(Dataset rows)
— START —
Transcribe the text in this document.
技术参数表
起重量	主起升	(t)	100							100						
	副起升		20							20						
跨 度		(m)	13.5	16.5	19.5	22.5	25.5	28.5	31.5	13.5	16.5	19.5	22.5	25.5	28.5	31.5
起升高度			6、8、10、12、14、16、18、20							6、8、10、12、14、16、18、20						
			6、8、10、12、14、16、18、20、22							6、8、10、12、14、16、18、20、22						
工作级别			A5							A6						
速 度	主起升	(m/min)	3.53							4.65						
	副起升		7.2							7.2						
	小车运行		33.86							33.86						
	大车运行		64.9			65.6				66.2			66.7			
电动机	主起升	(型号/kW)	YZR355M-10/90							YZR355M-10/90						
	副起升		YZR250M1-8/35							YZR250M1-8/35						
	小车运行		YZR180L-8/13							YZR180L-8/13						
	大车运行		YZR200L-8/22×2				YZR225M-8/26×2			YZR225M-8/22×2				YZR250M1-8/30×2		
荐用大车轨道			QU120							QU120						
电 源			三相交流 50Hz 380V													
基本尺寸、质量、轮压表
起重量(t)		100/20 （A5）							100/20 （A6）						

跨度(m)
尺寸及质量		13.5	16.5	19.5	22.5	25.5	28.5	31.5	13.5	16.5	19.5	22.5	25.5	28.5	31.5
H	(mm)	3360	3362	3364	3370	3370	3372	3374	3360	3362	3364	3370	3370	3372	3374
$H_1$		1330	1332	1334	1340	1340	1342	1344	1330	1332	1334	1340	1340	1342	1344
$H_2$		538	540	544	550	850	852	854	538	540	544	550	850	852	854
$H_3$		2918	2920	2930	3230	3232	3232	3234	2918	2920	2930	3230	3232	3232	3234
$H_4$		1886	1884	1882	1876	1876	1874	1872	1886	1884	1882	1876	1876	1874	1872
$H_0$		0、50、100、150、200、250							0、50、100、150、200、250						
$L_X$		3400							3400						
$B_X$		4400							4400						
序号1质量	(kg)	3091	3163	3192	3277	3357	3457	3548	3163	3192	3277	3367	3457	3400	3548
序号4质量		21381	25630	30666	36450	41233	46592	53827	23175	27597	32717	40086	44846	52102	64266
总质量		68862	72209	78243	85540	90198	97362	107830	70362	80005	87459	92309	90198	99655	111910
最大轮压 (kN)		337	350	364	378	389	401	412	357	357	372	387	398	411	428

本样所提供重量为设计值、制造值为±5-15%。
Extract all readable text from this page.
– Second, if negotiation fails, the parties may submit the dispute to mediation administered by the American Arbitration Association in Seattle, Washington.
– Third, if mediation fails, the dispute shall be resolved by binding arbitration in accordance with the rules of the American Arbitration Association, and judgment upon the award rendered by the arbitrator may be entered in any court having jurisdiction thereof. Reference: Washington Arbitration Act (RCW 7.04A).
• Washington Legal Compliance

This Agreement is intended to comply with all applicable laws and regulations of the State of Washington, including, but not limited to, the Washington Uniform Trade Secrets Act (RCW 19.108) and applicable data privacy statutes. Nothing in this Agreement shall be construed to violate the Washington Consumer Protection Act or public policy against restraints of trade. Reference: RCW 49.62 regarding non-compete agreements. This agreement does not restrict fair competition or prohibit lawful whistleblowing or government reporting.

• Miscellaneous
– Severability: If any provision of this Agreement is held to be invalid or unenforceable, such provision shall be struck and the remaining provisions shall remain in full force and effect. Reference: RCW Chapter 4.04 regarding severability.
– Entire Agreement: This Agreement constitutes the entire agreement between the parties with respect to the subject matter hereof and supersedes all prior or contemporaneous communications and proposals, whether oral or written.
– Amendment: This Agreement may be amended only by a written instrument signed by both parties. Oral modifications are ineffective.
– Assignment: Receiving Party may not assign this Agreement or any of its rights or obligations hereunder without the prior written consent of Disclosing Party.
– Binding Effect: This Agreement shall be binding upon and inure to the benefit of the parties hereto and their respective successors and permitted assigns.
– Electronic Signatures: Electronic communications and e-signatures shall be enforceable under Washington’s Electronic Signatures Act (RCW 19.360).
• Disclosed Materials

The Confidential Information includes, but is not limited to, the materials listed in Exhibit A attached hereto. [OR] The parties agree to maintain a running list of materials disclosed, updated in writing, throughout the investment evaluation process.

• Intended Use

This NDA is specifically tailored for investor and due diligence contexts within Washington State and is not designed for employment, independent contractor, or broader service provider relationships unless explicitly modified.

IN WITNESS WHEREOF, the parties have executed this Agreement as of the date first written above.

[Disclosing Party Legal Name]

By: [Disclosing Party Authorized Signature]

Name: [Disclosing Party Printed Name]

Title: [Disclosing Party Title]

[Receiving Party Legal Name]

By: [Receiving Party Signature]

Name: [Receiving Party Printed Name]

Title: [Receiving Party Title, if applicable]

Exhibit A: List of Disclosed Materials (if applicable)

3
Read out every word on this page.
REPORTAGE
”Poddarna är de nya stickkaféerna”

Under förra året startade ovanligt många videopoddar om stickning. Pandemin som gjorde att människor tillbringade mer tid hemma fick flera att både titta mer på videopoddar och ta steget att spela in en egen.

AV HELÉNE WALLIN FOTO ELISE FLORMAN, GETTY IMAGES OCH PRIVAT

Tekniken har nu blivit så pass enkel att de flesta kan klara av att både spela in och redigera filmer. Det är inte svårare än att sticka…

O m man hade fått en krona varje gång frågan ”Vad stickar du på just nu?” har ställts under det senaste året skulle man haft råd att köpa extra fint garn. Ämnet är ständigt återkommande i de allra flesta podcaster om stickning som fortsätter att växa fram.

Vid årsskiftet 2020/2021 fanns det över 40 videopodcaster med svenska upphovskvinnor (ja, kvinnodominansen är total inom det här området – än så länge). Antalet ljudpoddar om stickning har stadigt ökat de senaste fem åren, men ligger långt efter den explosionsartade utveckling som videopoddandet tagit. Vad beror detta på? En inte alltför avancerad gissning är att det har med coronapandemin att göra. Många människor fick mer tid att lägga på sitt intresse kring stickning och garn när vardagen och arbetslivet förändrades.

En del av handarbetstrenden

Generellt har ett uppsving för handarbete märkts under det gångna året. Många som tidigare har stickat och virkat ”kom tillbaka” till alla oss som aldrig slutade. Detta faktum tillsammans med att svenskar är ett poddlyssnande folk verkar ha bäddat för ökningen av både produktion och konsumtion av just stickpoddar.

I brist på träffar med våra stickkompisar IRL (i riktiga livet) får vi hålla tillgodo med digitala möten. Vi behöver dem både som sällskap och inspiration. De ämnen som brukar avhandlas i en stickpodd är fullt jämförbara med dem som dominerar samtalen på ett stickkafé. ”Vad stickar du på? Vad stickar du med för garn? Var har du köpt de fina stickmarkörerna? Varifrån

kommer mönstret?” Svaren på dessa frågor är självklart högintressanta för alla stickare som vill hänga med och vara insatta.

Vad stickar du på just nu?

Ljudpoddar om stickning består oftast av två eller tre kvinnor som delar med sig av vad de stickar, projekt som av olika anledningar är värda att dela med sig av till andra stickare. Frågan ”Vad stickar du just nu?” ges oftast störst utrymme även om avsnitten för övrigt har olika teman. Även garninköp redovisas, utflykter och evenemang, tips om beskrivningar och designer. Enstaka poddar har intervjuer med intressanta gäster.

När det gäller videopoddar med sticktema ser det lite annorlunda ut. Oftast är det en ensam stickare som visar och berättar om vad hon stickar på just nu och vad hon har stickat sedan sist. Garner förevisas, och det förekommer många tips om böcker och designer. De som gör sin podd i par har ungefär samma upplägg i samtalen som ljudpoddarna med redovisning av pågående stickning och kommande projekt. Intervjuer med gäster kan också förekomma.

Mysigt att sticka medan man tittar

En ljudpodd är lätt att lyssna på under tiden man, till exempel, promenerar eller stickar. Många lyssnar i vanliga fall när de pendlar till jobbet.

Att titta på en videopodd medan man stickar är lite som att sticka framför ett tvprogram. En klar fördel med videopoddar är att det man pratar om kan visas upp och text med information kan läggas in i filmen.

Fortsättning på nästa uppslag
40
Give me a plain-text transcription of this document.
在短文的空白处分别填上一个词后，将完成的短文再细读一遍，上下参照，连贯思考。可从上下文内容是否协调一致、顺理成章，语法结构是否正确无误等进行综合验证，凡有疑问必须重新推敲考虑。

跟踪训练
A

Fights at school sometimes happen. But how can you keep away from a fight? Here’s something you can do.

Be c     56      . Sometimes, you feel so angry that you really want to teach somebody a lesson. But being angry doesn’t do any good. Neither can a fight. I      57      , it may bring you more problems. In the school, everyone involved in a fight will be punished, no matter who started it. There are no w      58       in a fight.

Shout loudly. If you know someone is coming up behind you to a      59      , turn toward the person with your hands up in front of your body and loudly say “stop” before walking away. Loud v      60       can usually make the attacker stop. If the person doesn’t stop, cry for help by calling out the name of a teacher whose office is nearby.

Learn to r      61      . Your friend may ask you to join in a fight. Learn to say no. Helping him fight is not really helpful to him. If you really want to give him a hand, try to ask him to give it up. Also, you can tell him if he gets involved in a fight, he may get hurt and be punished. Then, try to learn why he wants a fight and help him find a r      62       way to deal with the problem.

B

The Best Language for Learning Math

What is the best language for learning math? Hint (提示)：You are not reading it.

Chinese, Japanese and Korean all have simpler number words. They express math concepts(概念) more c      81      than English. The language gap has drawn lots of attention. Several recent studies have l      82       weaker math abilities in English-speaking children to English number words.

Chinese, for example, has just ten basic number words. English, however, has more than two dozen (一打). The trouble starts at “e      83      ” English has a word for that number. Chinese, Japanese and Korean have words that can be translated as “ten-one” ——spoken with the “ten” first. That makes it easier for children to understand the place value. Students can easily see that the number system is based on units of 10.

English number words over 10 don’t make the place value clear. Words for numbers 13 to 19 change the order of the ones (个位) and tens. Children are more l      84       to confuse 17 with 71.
— END —
» Stated goal
Copy each line of the listing that holds the word "大车运行".

» Written answer
	大车运行		64.9			65.6				66.2			66.7			
	大车运行		YZR200L-8/22×2				YZR225M-8/26×2			YZR225M-8/22×2				YZR250M1-8/30×2		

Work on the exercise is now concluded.